== EXCERPTED DATA

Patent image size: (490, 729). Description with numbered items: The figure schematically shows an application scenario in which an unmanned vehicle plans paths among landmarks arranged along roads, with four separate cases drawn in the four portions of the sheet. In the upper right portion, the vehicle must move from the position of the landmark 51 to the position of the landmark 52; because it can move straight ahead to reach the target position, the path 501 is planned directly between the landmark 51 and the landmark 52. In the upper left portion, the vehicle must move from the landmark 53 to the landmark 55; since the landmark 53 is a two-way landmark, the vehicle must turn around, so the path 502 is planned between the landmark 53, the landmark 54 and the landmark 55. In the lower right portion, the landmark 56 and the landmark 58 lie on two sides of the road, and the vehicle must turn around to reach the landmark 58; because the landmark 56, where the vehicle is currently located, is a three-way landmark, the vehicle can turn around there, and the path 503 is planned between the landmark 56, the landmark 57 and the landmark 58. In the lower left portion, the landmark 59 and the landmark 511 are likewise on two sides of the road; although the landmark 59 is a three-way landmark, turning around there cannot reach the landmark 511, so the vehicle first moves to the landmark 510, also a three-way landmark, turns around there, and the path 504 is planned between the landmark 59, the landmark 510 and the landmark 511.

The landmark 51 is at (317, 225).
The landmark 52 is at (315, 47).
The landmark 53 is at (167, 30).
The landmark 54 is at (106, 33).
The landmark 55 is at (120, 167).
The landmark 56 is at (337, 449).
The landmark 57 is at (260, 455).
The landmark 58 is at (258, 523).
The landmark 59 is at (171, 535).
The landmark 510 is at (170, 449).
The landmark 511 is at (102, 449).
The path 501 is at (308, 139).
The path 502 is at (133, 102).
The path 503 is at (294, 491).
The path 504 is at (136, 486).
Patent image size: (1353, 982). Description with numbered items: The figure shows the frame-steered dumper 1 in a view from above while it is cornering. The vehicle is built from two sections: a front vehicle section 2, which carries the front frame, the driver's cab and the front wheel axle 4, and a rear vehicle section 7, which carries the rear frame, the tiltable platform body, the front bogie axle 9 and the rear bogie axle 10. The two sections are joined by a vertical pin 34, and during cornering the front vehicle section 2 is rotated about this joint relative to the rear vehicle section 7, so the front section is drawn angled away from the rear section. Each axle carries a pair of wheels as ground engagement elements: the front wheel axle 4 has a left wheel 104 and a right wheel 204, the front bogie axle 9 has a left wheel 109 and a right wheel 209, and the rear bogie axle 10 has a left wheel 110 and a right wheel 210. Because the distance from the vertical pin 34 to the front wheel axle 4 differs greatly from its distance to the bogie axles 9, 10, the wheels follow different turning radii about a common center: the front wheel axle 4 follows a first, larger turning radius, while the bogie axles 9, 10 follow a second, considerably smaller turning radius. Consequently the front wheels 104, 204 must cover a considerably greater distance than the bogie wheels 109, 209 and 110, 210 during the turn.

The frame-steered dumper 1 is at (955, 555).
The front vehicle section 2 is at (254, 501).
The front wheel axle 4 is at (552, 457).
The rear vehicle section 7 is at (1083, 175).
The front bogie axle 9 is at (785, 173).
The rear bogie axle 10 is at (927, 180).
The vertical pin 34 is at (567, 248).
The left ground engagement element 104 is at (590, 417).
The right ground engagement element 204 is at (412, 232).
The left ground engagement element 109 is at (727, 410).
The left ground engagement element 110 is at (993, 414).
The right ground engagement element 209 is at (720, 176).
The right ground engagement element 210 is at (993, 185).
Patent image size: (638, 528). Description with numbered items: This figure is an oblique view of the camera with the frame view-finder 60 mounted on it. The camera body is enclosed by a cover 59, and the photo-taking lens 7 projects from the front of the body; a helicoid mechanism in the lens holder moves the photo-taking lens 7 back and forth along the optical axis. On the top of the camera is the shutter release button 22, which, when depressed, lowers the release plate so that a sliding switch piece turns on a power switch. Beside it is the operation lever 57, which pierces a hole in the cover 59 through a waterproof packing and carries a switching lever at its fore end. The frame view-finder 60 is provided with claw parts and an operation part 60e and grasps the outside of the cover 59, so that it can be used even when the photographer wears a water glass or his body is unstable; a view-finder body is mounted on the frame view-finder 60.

====

GIVEN PROBLEM:
Reproduce every one of the rows above word for word, leaving nothing out and changing nothing.

EXERCISE RESPONSE:
Patent image size: (490, 729). Description with numbered items: The figure schematically shows an application scenario in which an unmanned vehicle plans paths among landmarks arranged along roads, with four separate cases drawn in the four portions of the sheet. In the upper right portion, the vehicle must move from the position of the landmark 51 to the position of the landmark 52; because it can move straight ahead to reach the target position, the path 501 is planned directly between the landmark 51 and the landmark 52. In the upper left portion, the vehicle must move from the landmark 53 to the landmark 55; since the landmark 53 is a two-way landmark, the vehicle must turn around, so the path 502 is planned between the landmark 53, the landmark 54 and the landmark 55. In the lower right portion, the landmark 56 and the landmark 58 lie on two sides of the road, and the vehicle must turn around to reach the landmark 58; because the landmark 56, where the vehicle is currently located, is a three-way landmark, the vehicle can turn around there, and the path 503 is planned between the landmark 56, the landmark 57 and the landmark 58. In the lower left portion, the landmark 59 and the landmark 511 are likewise on two sides of the road; although the landmark 59 is a three-way landmark, turning around there cannot reach the landmark 511, so the vehicle first moves to the landmark 510, also a three-way landmark, turns around there, and the path 504 is planned between the landmark 59, the landmark 510 and the landmark 511.

The landmark 51 is at (317, 225).
The landmark 52 is at (315, 47).
The landmark 53 is at (167, 30).
The landmark 54 is at (106, 33).
The landmark 55 is at (120, 167).
The landmark 56 is at (337, 449).
The landmark 57 is at (260, 455).
The landmark 58 is at (258, 523).
The landmark 59 is at (171, 535).
The landmark 510 is at (170, 449).
The landmark 511 is at (102, 449).
The path 501 is at (308, 139).
The path 502 is at (133, 102).
The path 503 is at (294, 491).
The path 504 is at (136, 486).
Patent image size: (1353, 982). Description with numbered items: The figure shows the frame-steered dumper 1 in a view from above while it is cornering. The vehicle is built from two sections: a front vehicle section 2, which carries the front frame, the driver's cab and the front wheel axle 4, and a rear vehicle section 7, which carries the rear frame, the tiltable platform body, the front bogie axle 9 and the rear bogie axle 10. The two sections are joined by a vertical pin 34, and during cornering the front vehicle section 2 is rotated about this joint relative to the rear vehicle section 7, so the front section is drawn angled away from the rear section. Each axle carries a pair of wheels as ground engagement elements: the front wheel axle 4 has a left wheel 104 and a right wheel 204, the front bogie axle 9 has a left wheel 109 and a right wheel 209, and the rear bogie axle 10 has a left wheel 110 and a right wheel 210. Because the distance from the vertical pin 34 to the front wheel axle 4 differs greatly from its distance to the bogie axles 9, 10, the wheels follow different turning radii about a common center: the front wheel axle 4 follows a first, larger turning radius, while the bogie axles 9, 10 follow a second, considerably smaller turning radius. Consequently the front wheels 104, 204 must cover a considerably greater distance than the bogie wheels 109, 209 and 110, 210 during the turn.

The frame-steered dumper 1 is at (955, 555).
The front vehicle section 2 is at (254, 501).
The front wheel axle 4 is at (552, 457).
The rear vehicle section 7 is at (1083, 175).
The front bogie axle 9 is at (785, 173).
The rear bogie axle 10 is at (927, 180).
The vertical pin 34 is at (567, 248).
The left ground engagement element 104 is at (590, 417).
The right ground engagement element 204 is at (412, 232).
The left ground engagement element 109 is at (727, 410).
The left ground engagement element 110 is at (993, 414).
The right ground engagement element 209 is at (720, 176).
The right ground engagement element 210 is at (993, 185).
Patent image size: (638, 528). Description with numbered items: This figure is an oblique view of the camera with the frame view-finder 60 mounted on it. The camera body is enclosed by a cover 59, and the photo-taking lens 7 projects from the front of the body; a helicoid mechanism in the lens holder moves the photo-taking lens 7 back and forth along the optical axis. On the top of the camera is the shutter release button 22, which, when depressed, lowers the release plate so that a sliding switch piece turns on a power switch. Beside it is the operation lever 57, which pierces a hole in the cover 59 through a waterproof packing and carries a switching lever at its fore end. The frame view-finder 60 is provided with claw parts and an operation part 60e and grasps the outside of the cover 59, so that it can be used even when the photographer wears a water glass or his body is unstable; a view-finder body is mounted on the frame view-finder 60.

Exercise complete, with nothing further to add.